**Given problem**
Go through the listing below and gather every line with the word "values".

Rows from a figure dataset
::::::::
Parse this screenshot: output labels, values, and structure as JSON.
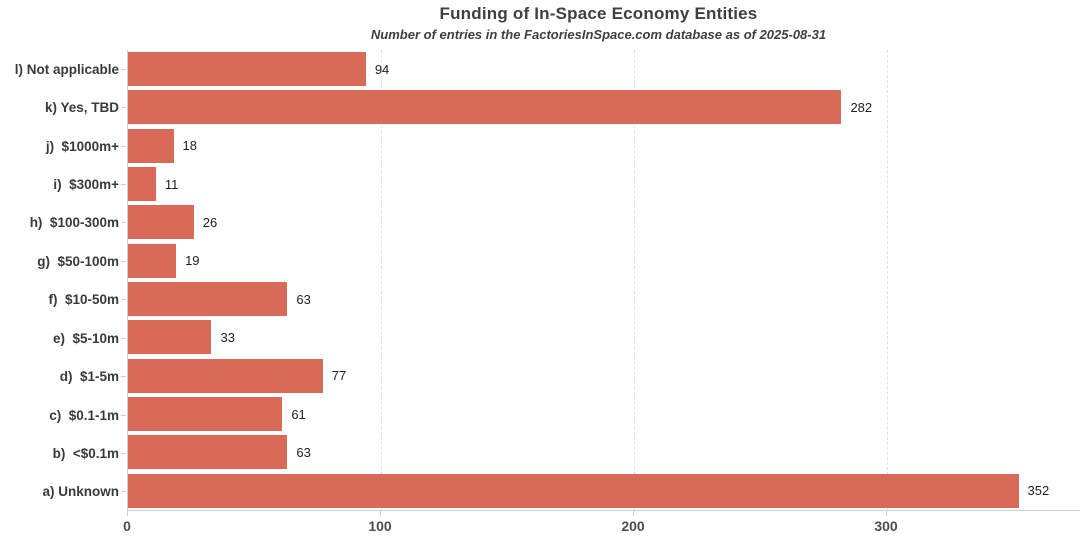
{
  "chart_data": {
    "type": "bar",
    "orientation": "horizontal",
    "title": "Funding of In-Space Economy Entities",
    "subtitle": "Number of entries in the FactoriesInSpace.com database as of 2025-08-31",
    "categories": [
      "l) Not applicable",
      "k) Yes, TBD",
      "j)  $1000m+",
      "i)  $300m+",
      "h)  $100-300m",
      "g)  $50-100m",
      "f)  $10-50m",
      "e)  $5-10m",
      "d)  $1-5m",
      "c)  $0.1-1m",
      "b)  <$0.1m",
      "a) Unknown"
    ],
    "values": [
      94,
      282,
      18,
      11,
      26,
      19,
      63,
      33,
      77,
      61,
      63,
      352
    ],
    "x_ticks": [
      0,
      100,
      200,
      300
    ],
    "xlim": [
      0,
      377
    ],
    "bar_color": "#d96a58",
    "grid": "vertical-dashed-at-ticks",
    "legend": "none",
    "value_labels": "outside-end"
  }
}
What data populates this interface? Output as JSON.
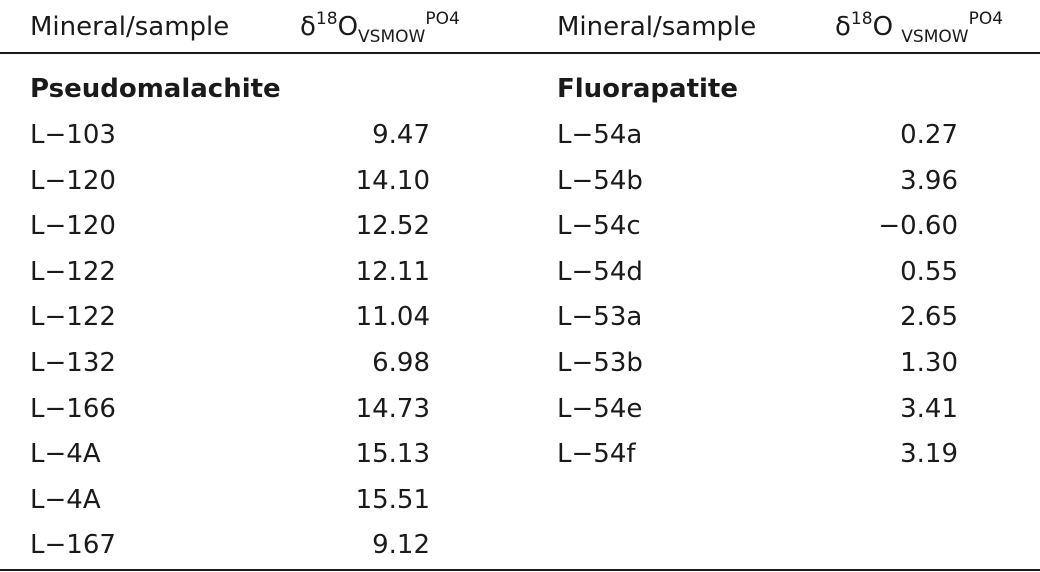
{
  "headers": {
    "left_sample": "Mineral/sample",
    "left_delta_prefix": "δ",
    "left_delta_sup": "18",
    "left_delta_O": "O",
    "left_delta_sub": "VSMOW",
    "left_delta_sup2": "PO4",
    "right_sample": "Mineral/sample",
    "right_delta_prefix": "δ",
    "right_delta_sup": "18",
    "right_delta_O": "O ",
    "right_delta_sub": "VSMOW",
    "right_delta_sup2": "PO4"
  },
  "left_group": {
    "title": "Pseudomalachite",
    "rows": [
      {
        "sample": "L−103",
        "value": "9.47"
      },
      {
        "sample": "L−120",
        "value": "14.10"
      },
      {
        "sample": "L−120",
        "value": "12.52"
      },
      {
        "sample": "L−122",
        "value": "12.11"
      },
      {
        "sample": "L−122",
        "value": "11.04"
      },
      {
        "sample": "L−132",
        "value": "6.98"
      },
      {
        "sample": "L−166",
        "value": "14.73"
      },
      {
        "sample": "L−4A",
        "value": "15.13"
      },
      {
        "sample": "L−4A",
        "value": "15.51"
      },
      {
        "sample": "L−167",
        "value": "9.12"
      }
    ]
  },
  "right_group": {
    "title": "Fluorapatite",
    "rows": [
      {
        "sample": "L−54a",
        "value": "0.27"
      },
      {
        "sample": "L−54b",
        "value": "3.96"
      },
      {
        "sample": "L−54c",
        "value": "−0.60"
      },
      {
        "sample": "L−54d",
        "value": "0.55"
      },
      {
        "sample": "L−53a",
        "value": "2.65"
      },
      {
        "sample": "L−53b",
        "value": "1.30"
      },
      {
        "sample": "L−54e",
        "value": "3.41"
      },
      {
        "sample": "L−54f",
        "value": "3.19"
      }
    ]
  }
}
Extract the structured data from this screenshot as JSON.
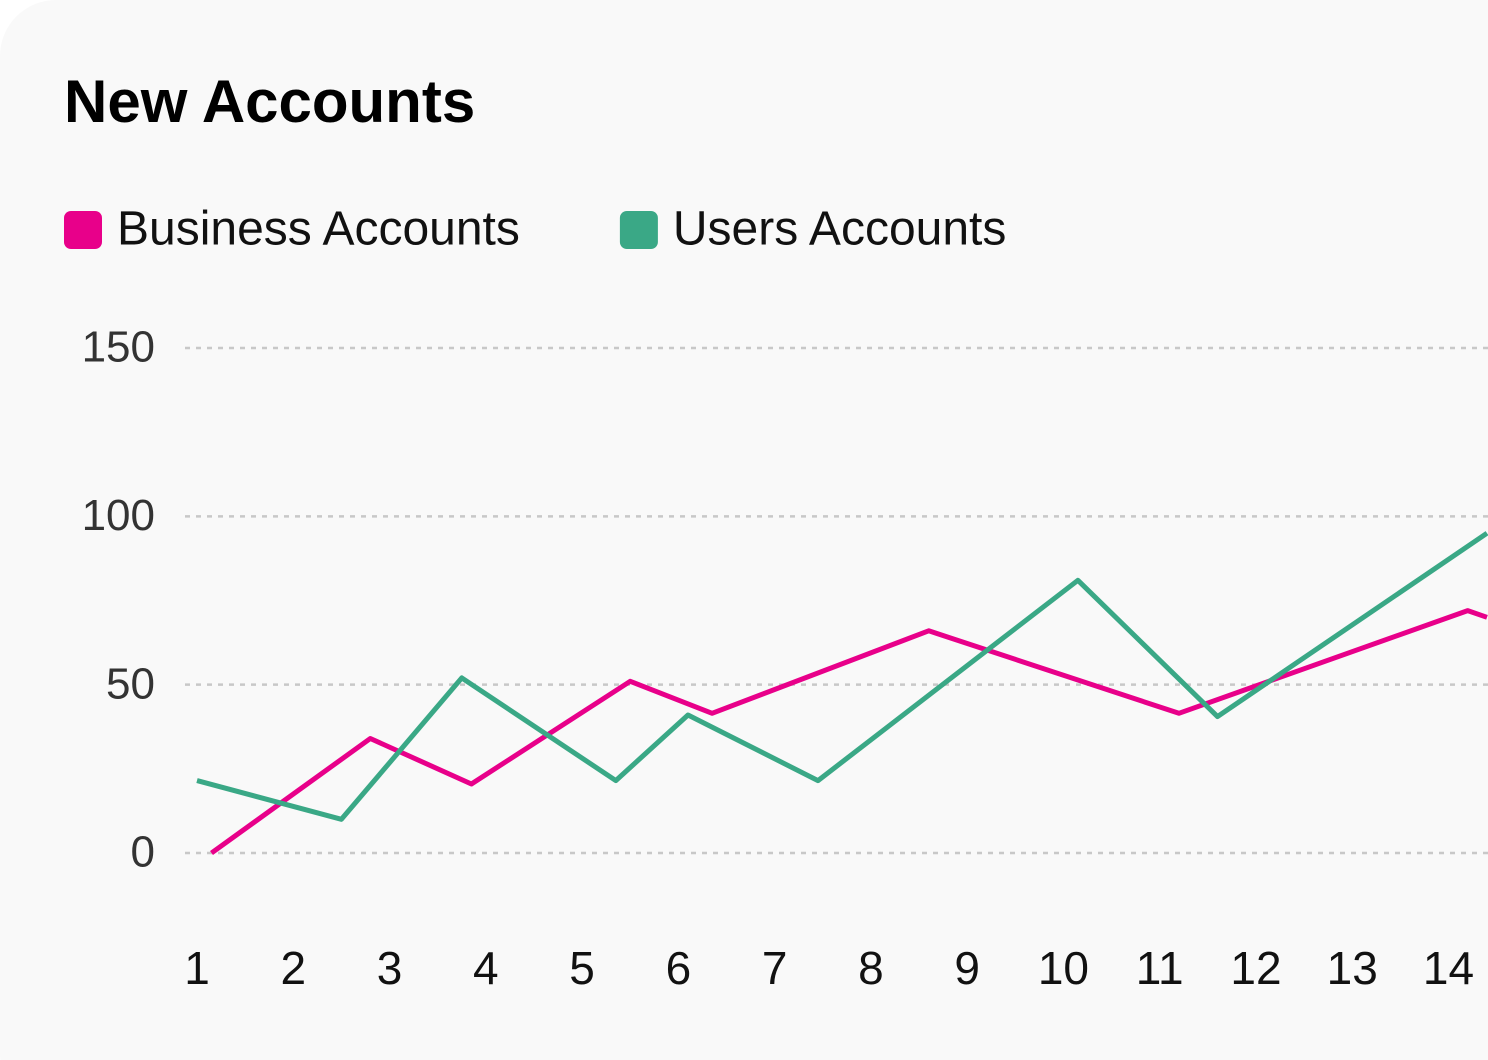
::::::::
**Result of this exercise**
Parse this screenshot: output labels, values, and structure as JSON.
    "values": [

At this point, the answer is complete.